### DATA PROVIDED
§ §
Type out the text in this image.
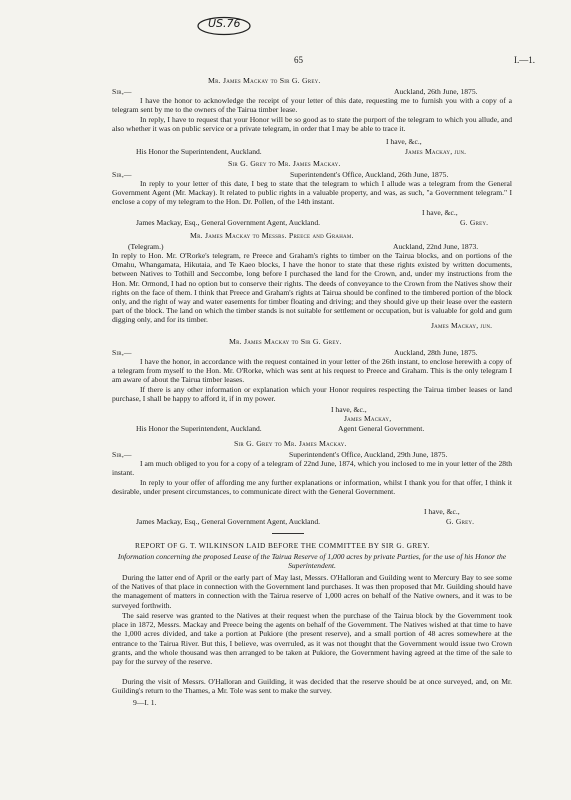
US.76
65	I.—1.
Mr. James Mackay to Sir G. Grey.
Sir,—	Auckland, 26th June, 1875.
I have the honor to acknowledge the receipt of your letter of this date, requesting me to furnish you with a copy of a telegram sent by me to the owners of the Tairua timber lease.
In reply, I have to request that your Honor will be so good as to state the purport of the telegram to which you allude, and also whether it was on public service or a private telegram, in order that I may be able to trace it.
I have, &c.,
His Honor the Superintendent, Auckland.	James Mackay, jun.
Sir G. Grey to Mr. James Mackay.
Sir,—	Superintendent's Office, Auckland, 26th June, 1875.
In reply to your letter of this date, I beg to state that the telegram to which I allude was a telegram from the General Government Agent (Mr. Mackay). It related to public rights in a valuable property, and was, as such, "a Government telegram." I enclose a copy of my telegram to the Hon. Dr. Pollen, of the 14th instant.
I have, &c.,
James Mackay, Esq., General Government Agent, Auckland.	G. Grey.
Mr. James Mackay to Messrs. Preece and Graham.
(Telegram.)	Auckland, 22nd June, 1873.
In reply to Hon. Mr. O'Rorke's telegram, re Preece and Graham's rights to timber on the Tairua blocks, and on portions of the Omahu, Whangamata, Hikutaia, and Te Kaeo blocks, I have the honor to state that these rights existed by written documents, between Natives to Tothill and Seccombe, long before I purchased the land for the Crown, and, under my instructions from the Hon. Mr. Ormond, I had no option but to conserve their rights. The deeds of conveyance to the Crown from the Natives show their rights on the face of them. I think that Preece and Graham's rights at Tairua should be confined to the timbered portion of the block only, and the right of way and water easements for timber floating and driving; and they should give up their lease over the eastern part of the block. The land on which the timber stands is not suitable for settlement or occupation, but is valuable for gold and gum digging only, and for its timber.
James Mackay, jun.
Mr. James Mackay to Sir G. Grey.
Sir,—	Auckland, 28th June, 1875.
I have the honor, in accordance with the request contained in your letter of the 26th instant, to enclose herewith a copy of a telegram from myself to the Hon. Mr. O'Rorke, which was sent at his request to Preece and Graham. This is the only telegram I am aware of about the Tairua timber leases.
If there is any other information or explanation which your Honor requires respecting the Tairua timber leases or land purchase, I shall be happy to afford it, if in my power.
I have, &c.,
James Mackay,
His Honor the Superintendent, Auckland.	Agent General Government.
Sir G. Grey to Mr. James Mackay.
Sir,—	Superintendent's Office, Auckland, 29th June, 1875.
I am much obliged to you for a copy of a telegram of 22nd June, 1874, which you inclosed to me in your letter of the 28th instant.
In reply to your offer of affording me any further explanations or information, whilst I thank you for that offer, I think it desirable, under present circumstances, to communicate direct with the General Government.
I have, &c.,
James Mackay, Esq., General Government Agent, Auckland.	G. Grey.
REPORT OF G. T. WILKINSON LAID BEFORE THE COMMITTEE BY SIR G. GREY.
Information concerning the proposed Lease of the Tairua Reserve of 1,000 acres by private Parties, for the use of his Honor the Superintendent.
During the latter end of April or the early part of May last, Messrs. O'Halloran and Guilding went to Mercury Bay to see some of the Natives of that place in connection with the Government land purchases. It was then proposed that Mr. Guilding should have the management of matters in connection with the Tairua reserve of 1,000 acres on behalf of the Native owners, and it was to be surveyed forthwith.
The said reserve was granted to the Natives at their request when the purchase of the Tairua block by the Government took place in 1872, Messrs. Mackay and Preece being the agents on behalf of the Government. The Natives wished at that time to have the 1,000 acres divided, and take a portion at Pukiore (the present reserve), and a small portion of 48 acres somewhere at the entrance to the Tairua River. But this, I believe, was overruled, as it was not thought that the Government would issue two Crown grants, and the whole thousand was then arranged to be taken at Pukiore, the Government having agreed at the time of the sale to pay for the survey of the reserve.
During the visit of Messrs. O'Halloran and Guilding, it was decided that the reserve should be at once surveyed, and, on Mr. Guilding's return to the Thames, a Mr. Tole was sent to make the survey.
9—I. 1.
§ §
### GOAL OF THE EXERCISE
Look for lines containing the string "public" and copy them all.

### RESPONSE TO THE EXERCISE
In reply, I have to request that your Honor will be so good as to state the purport of the telegram to which you allude, and also whether it was on public service or a private telegram, in order that I may be able to trace it.
In reply to your letter of this date, I beg to state that the telegram to which I allude was a telegram from the General Government Agent (Mr. Mackay). It related to public rights in a valuable property, and was, as such, "a Government telegram." I enclose a copy of my telegram to the Hon. Dr. Pollen, of the 14th instant.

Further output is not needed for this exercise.